Start of Source material

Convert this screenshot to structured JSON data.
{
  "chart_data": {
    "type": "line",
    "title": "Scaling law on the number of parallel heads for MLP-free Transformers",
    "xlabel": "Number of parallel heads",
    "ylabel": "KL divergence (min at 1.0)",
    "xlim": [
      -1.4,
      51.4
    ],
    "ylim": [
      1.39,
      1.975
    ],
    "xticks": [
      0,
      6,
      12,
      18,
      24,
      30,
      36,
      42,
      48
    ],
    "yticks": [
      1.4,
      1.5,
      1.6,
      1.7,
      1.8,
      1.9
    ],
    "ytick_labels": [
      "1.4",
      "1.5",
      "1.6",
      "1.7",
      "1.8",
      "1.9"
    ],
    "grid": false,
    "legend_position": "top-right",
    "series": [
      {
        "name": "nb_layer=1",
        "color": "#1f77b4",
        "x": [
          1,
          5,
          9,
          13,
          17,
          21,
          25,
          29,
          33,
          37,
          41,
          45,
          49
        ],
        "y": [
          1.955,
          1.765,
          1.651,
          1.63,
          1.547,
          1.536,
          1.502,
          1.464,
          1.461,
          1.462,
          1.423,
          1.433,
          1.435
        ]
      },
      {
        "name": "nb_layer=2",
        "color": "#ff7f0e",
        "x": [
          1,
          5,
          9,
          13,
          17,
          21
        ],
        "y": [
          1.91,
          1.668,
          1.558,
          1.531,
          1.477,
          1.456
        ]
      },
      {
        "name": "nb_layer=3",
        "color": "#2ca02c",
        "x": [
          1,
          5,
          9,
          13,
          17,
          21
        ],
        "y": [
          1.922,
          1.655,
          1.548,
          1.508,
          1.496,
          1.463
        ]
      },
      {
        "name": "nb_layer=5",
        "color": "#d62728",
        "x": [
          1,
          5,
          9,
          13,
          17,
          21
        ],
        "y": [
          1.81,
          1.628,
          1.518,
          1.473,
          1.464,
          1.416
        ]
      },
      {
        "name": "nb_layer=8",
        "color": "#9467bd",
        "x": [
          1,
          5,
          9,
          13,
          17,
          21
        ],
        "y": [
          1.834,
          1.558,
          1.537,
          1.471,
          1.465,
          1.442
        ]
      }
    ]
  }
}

End of Source material

** Given problem **
Check the records above line by line and tally those holding the string "heads". Answer with the number only.

** Exercise result **
2